### What needs to be done:
Search the material and gather each line with "Growth" in it.

── Records supplied

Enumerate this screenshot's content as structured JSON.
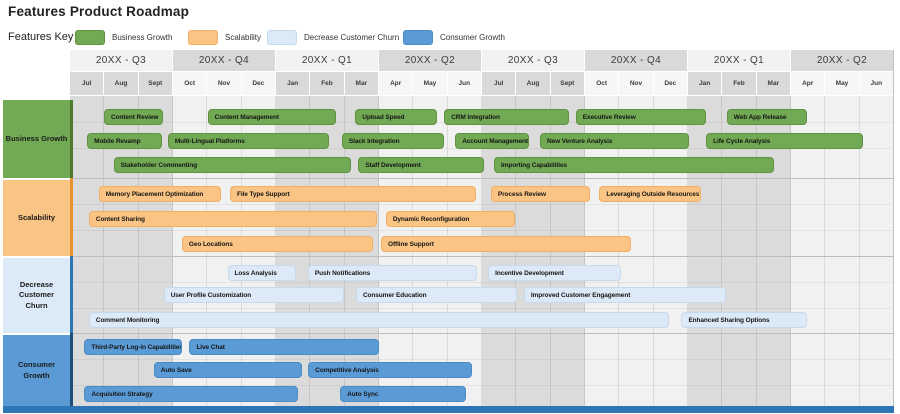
{
  "title": "Features Product Roadmap",
  "legend": {
    "label": "Features Key"
  },
  "chart_data": {
    "type": "gantt",
    "title": "Features Product Roadmap",
    "x_axis": {
      "quarters": [
        "20XX - Q3",
        "20XX - Q4",
        "20XX - Q1",
        "20XX - Q2",
        "20XX - Q3",
        "20XX - Q4",
        "20XX - Q1",
        "20XX - Q2"
      ],
      "months": [
        "Jul",
        "Aug",
        "Sept",
        "Oct",
        "Nov",
        "Dec",
        "Jan",
        "Feb",
        "Mar",
        "Apr",
        "May",
        "Jun",
        "Jul",
        "Aug",
        "Sept",
        "Oct",
        "Nov",
        "Dec",
        "Jan",
        "Feb",
        "Mar",
        "Apr",
        "May",
        "Jun"
      ],
      "unit": "months (0 = first Jul, 24 = last Jun)",
      "shaded_quarter_indices": [
        0,
        2,
        4,
        6
      ],
      "header_light": "#F2F2F2",
      "header_grey": "#D9D9D9",
      "month_grey": "#D9D9D9",
      "month_light": "#F6F6F6",
      "body_grey": "#DBDBDB",
      "body_light": "#F1F1F1"
    },
    "bottom_border_color": "#2E75B6",
    "lanes": [
      {
        "name": "Business Growth",
        "fill": "#72A954",
        "border": "#5F9343",
        "accent": "#4C7A2E",
        "bars": [
          {
            "label": "Content Review",
            "row": 0,
            "start": 0.96,
            "end": 2.74
          },
          {
            "label": "Content Management",
            "row": 0,
            "start": 3.98,
            "end": 7.77
          },
          {
            "label": "Upload Speed",
            "row": 0,
            "start": 8.28,
            "end": 10.73
          },
          {
            "label": "CRM Integration",
            "row": 0,
            "start": 10.87,
            "end": 14.56
          },
          {
            "label": "Executive Review",
            "row": 0,
            "start": 14.7,
            "end": 18.55
          },
          {
            "label": "Web App Release",
            "row": 0,
            "start": 19.1,
            "end": 21.5
          },
          {
            "label": "Mobile Revamp",
            "row": 1,
            "start": 0.47,
            "end": 2.7
          },
          {
            "label": "Multi-Lingual Platforms",
            "row": 1,
            "start": 2.82,
            "end": 7.57
          },
          {
            "label": "Slack Integration",
            "row": 1,
            "start": 7.89,
            "end": 10.92
          },
          {
            "label": "Account Management",
            "row": 1,
            "start": 11.19,
            "end": 13.4
          },
          {
            "label": "New Venture Analysis",
            "row": 1,
            "start": 13.66,
            "end": 18.05
          },
          {
            "label": "Life Cycle Analysis",
            "row": 1,
            "start": 18.5,
            "end": 23.14
          },
          {
            "label": "Stakeholder Commenting",
            "row": 2,
            "start": 1.24,
            "end": 8.2
          },
          {
            "label": "Staff Development",
            "row": 2,
            "start": 8.37,
            "end": 12.09
          },
          {
            "label": "Importing Capabilities",
            "row": 2,
            "start": 12.32,
            "end": 20.53
          }
        ]
      },
      {
        "name": "Scalability",
        "fill": "#FAC484",
        "border": "#F2AE62",
        "accent": "#E8912D",
        "bars": [
          {
            "label": "Memory Placement Optimization",
            "row": 0,
            "start": 0.81,
            "end": 4.42
          },
          {
            "label": "File Type Support",
            "row": 0,
            "start": 4.63,
            "end": 11.86
          },
          {
            "label": "Process Review",
            "row": 0,
            "start": 12.23,
            "end": 15.18
          },
          {
            "label": "Leveraging Outside Resources",
            "row": 0,
            "start": 15.39,
            "end": 18.41
          },
          {
            "label": "Content Sharing",
            "row": 1,
            "start": 0.52,
            "end": 8.96
          },
          {
            "label": "Dynamic Reconfiguration",
            "row": 1,
            "start": 9.17,
            "end": 12.99
          },
          {
            "label": "Geo Locations",
            "row": 2,
            "start": 3.23,
            "end": 8.84
          },
          {
            "label": "Offline Support",
            "row": 2,
            "start": 9.03,
            "end": 16.36
          }
        ]
      },
      {
        "name": "Decrease Customer Churn",
        "fill": "#DCE9F6",
        "border": "#C7DAEC",
        "accent": "#2E75B6",
        "bars": [
          {
            "label": "Loss Analysis",
            "row": 0,
            "start": 4.56,
            "end": 6.6
          },
          {
            "label": "Push Notifications",
            "row": 0,
            "start": 6.9,
            "end": 11.89
          },
          {
            "label": "Incentive Development",
            "row": 0,
            "start": 12.15,
            "end": 16.08
          },
          {
            "label": "User Profile Customization",
            "row": 1,
            "start": 2.7,
            "end": 8.01
          },
          {
            "label": "Consumer Education",
            "row": 1,
            "start": 8.3,
            "end": 13.06
          },
          {
            "label": "Improved Customer Engagement",
            "row": 1,
            "start": 13.19,
            "end": 19.13
          },
          {
            "label": "Comment Monitoring",
            "row": 2,
            "start": 0.52,
            "end": 17.48
          },
          {
            "label": "Enhanced Sharing Options",
            "row": 2,
            "start": 17.78,
            "end": 21.5
          }
        ]
      },
      {
        "name": "Consumer Growth",
        "fill": "#5B9BD5",
        "border": "#4B8BC4",
        "accent": "#1F4E79",
        "bars": [
          {
            "label": "Third-Party Log-in Capabilities",
            "row": 0,
            "start": 0.39,
            "end": 3.3
          },
          {
            "label": "Live Chat",
            "row": 0,
            "start": 3.45,
            "end": 9.03
          },
          {
            "label": "Auto Save",
            "row": 1,
            "start": 2.41,
            "end": 6.8
          },
          {
            "label": "Competitive Analysis",
            "row": 1,
            "start": 6.91,
            "end": 11.75
          },
          {
            "label": "Acquisition Strategy",
            "row": 2,
            "start": 0.39,
            "end": 6.68
          },
          {
            "label": "Auto Sync",
            "row": 2,
            "start": 7.84,
            "end": 11.56
          }
        ]
      }
    ]
  }
}
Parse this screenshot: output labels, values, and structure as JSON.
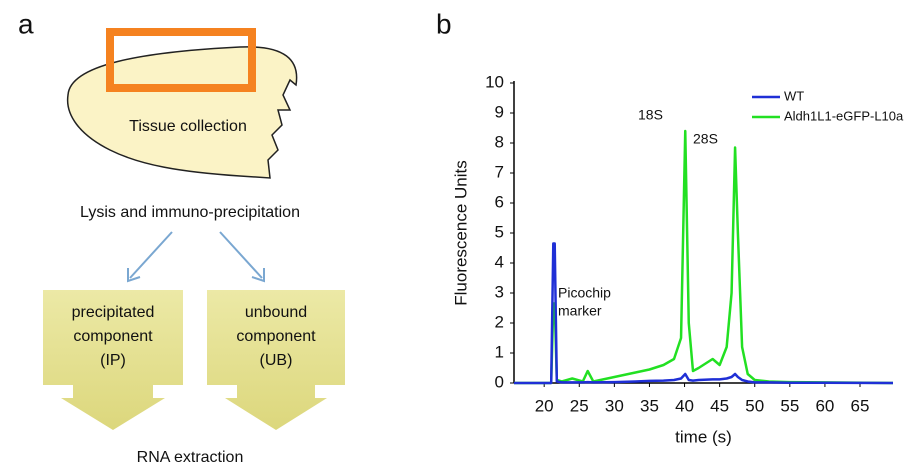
{
  "panel_labels": [
    "a",
    "b"
  ],
  "diagram": {
    "tissue": "Tissue collection",
    "step": "Lysis and immuno-precipitation",
    "boxes": [
      {
        "lines": [
          "precipitated",
          "component",
          "(IP)"
        ]
      },
      {
        "lines": [
          "unbound",
          "component",
          "(UB)"
        ]
      }
    ],
    "final": "RNA extraction"
  },
  "chart_data": {
    "type": "line",
    "xlabel": "time (s)",
    "ylabel": "Fluorescence Units",
    "x": [
      15.7,
      21,
      21.3,
      21.5,
      21.8,
      22.5,
      24,
      25.5,
      26.2,
      27,
      30,
      33,
      35,
      37,
      38.5,
      39.5,
      40.1,
      40.6,
      41.2,
      42,
      44,
      45,
      46,
      46.7,
      47.2,
      47.6,
      48.2,
      49,
      50,
      52,
      55,
      60,
      69.7
    ],
    "series": [
      {
        "name": "WT",
        "color": "#1f2fd6",
        "values": [
          0,
          0,
          4.65,
          4.65,
          0.05,
          0.02,
          0.02,
          0.02,
          0.03,
          0.02,
          0.03,
          0.05,
          0.07,
          0.08,
          0.1,
          0.15,
          0.3,
          0.1,
          0.08,
          0.1,
          0.12,
          0.12,
          0.15,
          0.2,
          0.3,
          0.2,
          0.1,
          0.05,
          0.02,
          0.02,
          0.01,
          0.01,
          0
        ]
      },
      {
        "name": "Aldh1L1-eGFP-L10a",
        "color": "#22e022",
        "values": [
          0,
          0,
          2.65,
          2.65,
          0.1,
          0.05,
          0.15,
          0.05,
          0.4,
          0.05,
          0.2,
          0.35,
          0.45,
          0.6,
          0.8,
          1.5,
          8.4,
          2.0,
          0.4,
          0.5,
          0.8,
          0.6,
          1.2,
          3,
          7.85,
          5,
          1.2,
          0.3,
          0.1,
          0.05,
          0.03,
          0.02,
          0
        ]
      }
    ],
    "annotations": [
      {
        "lines": [
          "18S"
        ]
      },
      {
        "lines": [
          "28S"
        ]
      },
      {
        "lines": [
          "Picochip",
          "marker"
        ]
      }
    ],
    "xlim": [
      15.7,
      69.7
    ],
    "ylim": [
      0,
      10
    ],
    "xticks": [
      20,
      25,
      30,
      35,
      40,
      45,
      50,
      55,
      60,
      65
    ],
    "yticks": [
      0,
      1,
      2,
      3,
      4,
      5,
      6,
      7,
      8,
      9,
      10
    ]
  }
}
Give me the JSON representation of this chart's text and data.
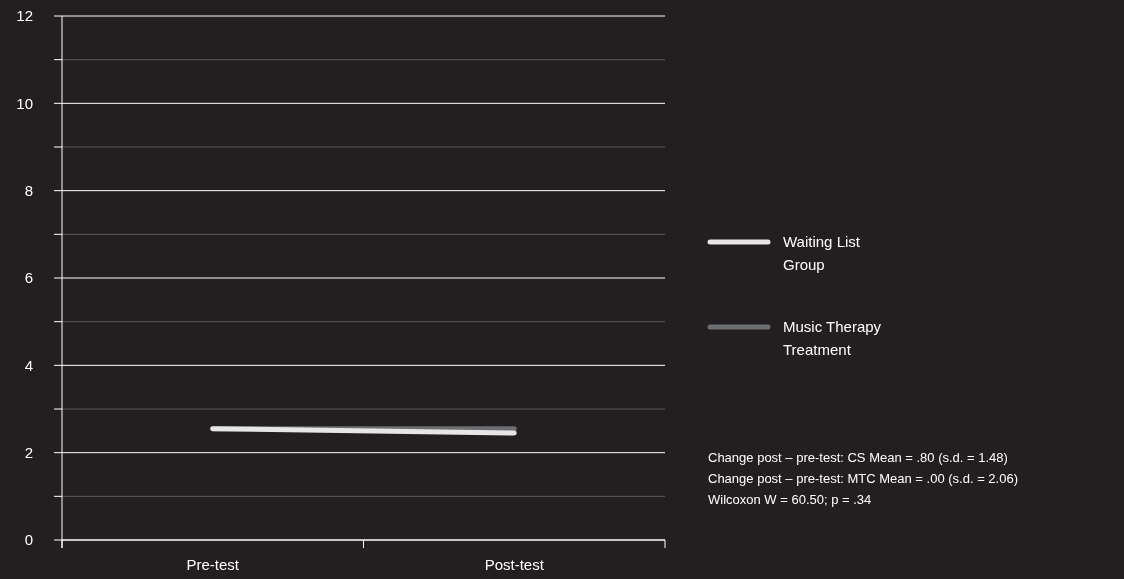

────

### Reply:
        "name": "Business Growth",
        "name": "Consumer Growth",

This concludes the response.